• GIVEN DATA

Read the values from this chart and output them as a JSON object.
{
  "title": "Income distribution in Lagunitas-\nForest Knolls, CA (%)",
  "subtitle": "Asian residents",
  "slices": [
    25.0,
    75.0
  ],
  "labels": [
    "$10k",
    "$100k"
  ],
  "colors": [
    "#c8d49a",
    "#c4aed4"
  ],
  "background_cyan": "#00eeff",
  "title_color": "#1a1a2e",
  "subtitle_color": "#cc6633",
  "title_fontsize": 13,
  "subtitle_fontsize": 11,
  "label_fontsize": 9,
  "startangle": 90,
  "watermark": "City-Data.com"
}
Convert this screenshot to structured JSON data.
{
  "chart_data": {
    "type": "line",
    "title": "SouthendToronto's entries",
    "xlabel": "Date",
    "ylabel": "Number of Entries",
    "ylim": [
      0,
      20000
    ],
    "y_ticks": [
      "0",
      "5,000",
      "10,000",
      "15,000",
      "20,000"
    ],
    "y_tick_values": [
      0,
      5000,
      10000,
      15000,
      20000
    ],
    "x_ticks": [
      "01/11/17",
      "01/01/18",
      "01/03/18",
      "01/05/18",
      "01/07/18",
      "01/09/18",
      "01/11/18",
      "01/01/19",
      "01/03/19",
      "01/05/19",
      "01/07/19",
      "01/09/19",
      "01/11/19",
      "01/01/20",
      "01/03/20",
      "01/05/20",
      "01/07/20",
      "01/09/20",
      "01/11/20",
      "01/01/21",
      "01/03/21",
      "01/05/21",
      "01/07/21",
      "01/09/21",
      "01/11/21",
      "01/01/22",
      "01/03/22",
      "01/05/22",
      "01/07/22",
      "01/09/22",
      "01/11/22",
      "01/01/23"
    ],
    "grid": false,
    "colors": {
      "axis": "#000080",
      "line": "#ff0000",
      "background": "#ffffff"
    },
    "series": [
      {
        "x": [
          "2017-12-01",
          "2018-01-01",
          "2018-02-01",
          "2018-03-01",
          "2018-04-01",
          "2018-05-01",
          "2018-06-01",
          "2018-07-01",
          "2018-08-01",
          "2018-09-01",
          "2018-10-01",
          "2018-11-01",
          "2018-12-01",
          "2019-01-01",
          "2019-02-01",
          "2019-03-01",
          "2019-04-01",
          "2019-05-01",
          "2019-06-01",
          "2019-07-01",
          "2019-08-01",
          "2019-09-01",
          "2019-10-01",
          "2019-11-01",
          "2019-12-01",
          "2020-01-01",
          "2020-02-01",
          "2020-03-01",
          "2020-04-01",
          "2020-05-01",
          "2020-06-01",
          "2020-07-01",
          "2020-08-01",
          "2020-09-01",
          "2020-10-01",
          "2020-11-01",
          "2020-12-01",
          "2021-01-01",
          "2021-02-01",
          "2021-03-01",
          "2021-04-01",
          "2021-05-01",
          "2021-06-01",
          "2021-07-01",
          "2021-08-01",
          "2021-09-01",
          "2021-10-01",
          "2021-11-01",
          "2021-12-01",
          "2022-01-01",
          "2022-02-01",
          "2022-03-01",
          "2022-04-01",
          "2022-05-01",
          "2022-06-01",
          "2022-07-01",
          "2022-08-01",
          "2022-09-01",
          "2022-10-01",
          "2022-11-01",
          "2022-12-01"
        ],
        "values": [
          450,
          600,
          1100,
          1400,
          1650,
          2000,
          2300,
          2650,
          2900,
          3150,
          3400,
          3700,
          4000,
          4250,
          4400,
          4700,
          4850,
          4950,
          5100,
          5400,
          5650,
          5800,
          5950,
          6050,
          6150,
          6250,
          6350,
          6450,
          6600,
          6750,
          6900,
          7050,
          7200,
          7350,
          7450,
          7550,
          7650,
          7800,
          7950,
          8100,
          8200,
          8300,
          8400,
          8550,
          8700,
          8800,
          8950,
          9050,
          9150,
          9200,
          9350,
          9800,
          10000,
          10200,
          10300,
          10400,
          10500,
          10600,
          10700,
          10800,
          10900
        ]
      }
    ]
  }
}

• TASK DESCRIPTION
Restate the whole of the material exactly.

• RESPONSE TO THIS TASK
Read the values from this chart and output them as a JSON object.
{
  "title": "Income distribution in Lagunitas-\nForest Knolls, CA (%)",
  "subtitle": "Asian residents",
  "slices": [
    25.0,
    75.0
  ],
  "labels": [
    "$10k",
    "$100k"
  ],
  "colors": [
    "#c8d49a",
    "#c4aed4"
  ],
  "background_cyan": "#00eeff",
  "title_color": "#1a1a2e",
  "subtitle_color": "#cc6633",
  "title_fontsize": 13,
  "subtitle_fontsize": 11,
  "label_fontsize": 9,
  "startangle": 90,
  "watermark": "City-Data.com"
}
Convert this screenshot to structured JSON data.
{
  "chart_data": {
    "type": "line",
    "title": "SouthendToronto's entries",
    "xlabel": "Date",
    "ylabel": "Number of Entries",
    "ylim": [
      0,
      20000
    ],
    "y_ticks": [
      "0",
      "5,000",
      "10,000",
      "15,000",
      "20,000"
    ],
    "y_tick_values": [
      0,
      5000,
      10000,
      15000,
      20000
    ],
    "x_ticks": [
      "01/11/17",
      "01/01/18",
      "01/03/18",
      "01/05/18",
      "01/07/18",
      "01/09/18",
      "01/11/18",
      "01/01/19",
      "01/03/19",
      "01/05/19",
      "01/07/19",
      "01/09/19",
      "01/11/19",
      "01/01/20",
      "01/03/20",
      "01/05/20",
      "01/07/20",
      "01/09/20",
      "01/11/20",
      "01/01/21",
      "01/03/21",
      "01/05/21",
      "01/07/21",
      "01/09/21",
      "01/11/21",
      "01/01/22",
      "01/03/22",
      "01/05/22",
      "01/07/22",
      "01/09/22",
      "01/11/22",
      "01/01/23"
    ],
    "grid": false,
    "colors": {
      "axis": "#000080",
      "line": "#ff0000",
      "background": "#ffffff"
    },
    "series": [
      {
        "x": [
          "2017-12-01",
          "2018-01-01",
          "2018-02-01",
          "2018-03-01",
          "2018-04-01",
          "2018-05-01",
          "2018-06-01",
          "2018-07-01",
          "2018-08-01",
          "2018-09-01",
          "2018-10-01",
          "2018-11-01",
          "2018-12-01",
          "2019-01-01",
          "2019-02-01",
          "2019-03-01",
          "2019-04-01",
          "2019-05-01",
          "2019-06-01",
          "2019-07-01",
          "2019-08-01",
          "2019-09-01",
          "2019-10-01",
          "2019-11-01",
          "2019-12-01",
          "2020-01-01",
          "2020-02-01",
          "2020-03-01",
          "2020-04-01",
          "2020-05-01",
          "2020-06-01",
          "2020-07-01",
          "2020-08-01",
          "2020-09-01",
          "2020-10-01",
          "2020-11-01",
          "2020-12-01",
          "2021-01-01",
          "2021-02-01",
          "2021-03-01",
          "2021-04-01",
          "2021-05-01",
          "2021-06-01",
          "2021-07-01",
          "2021-08-01",
          "2021-09-01",
          "2021-10-01",
          "2021-11-01",
          "2021-12-01",
          "2022-01-01",
          "2022-02-01",
          "2022-03-01",
          "2022-04-01",
          "2022-05-01",
          "2022-06-01",
          "2022-07-01",
          "2022-08-01",
          "2022-09-01",
          "2022-10-01",
          "2022-11-01",
          "2022-12-01"
        ],
        "values": [
          450,
          600,
          1100,
          1400,
          1650,
          2000,
          2300,
          2650,
          2900,
          3150,
          3400,
          3700,
          4000,
          4250,
          4400,
          4700,
          4850,
          4950,
          5100,
          5400,
          5650,
          5800,
          5950,
          6050,
          6150,
          6250,
          6350,
          6450,
          6600,
          6750,
          6900,
          7050,
          7200,
          7350,
          7450,
          7550,
          7650,
          7800,
          7950,
          8100,
          8200,
          8300,
          8400,
          8550,
          8700,
          8800,
          8950,
          9050,
          9150,
          9200,
          9350,
          9800,
          10000,
          10200,
          10300,
          10400,
          10500,
          10600,
          10700,
          10800,
          10900
        ]
      }
    ]
  }
}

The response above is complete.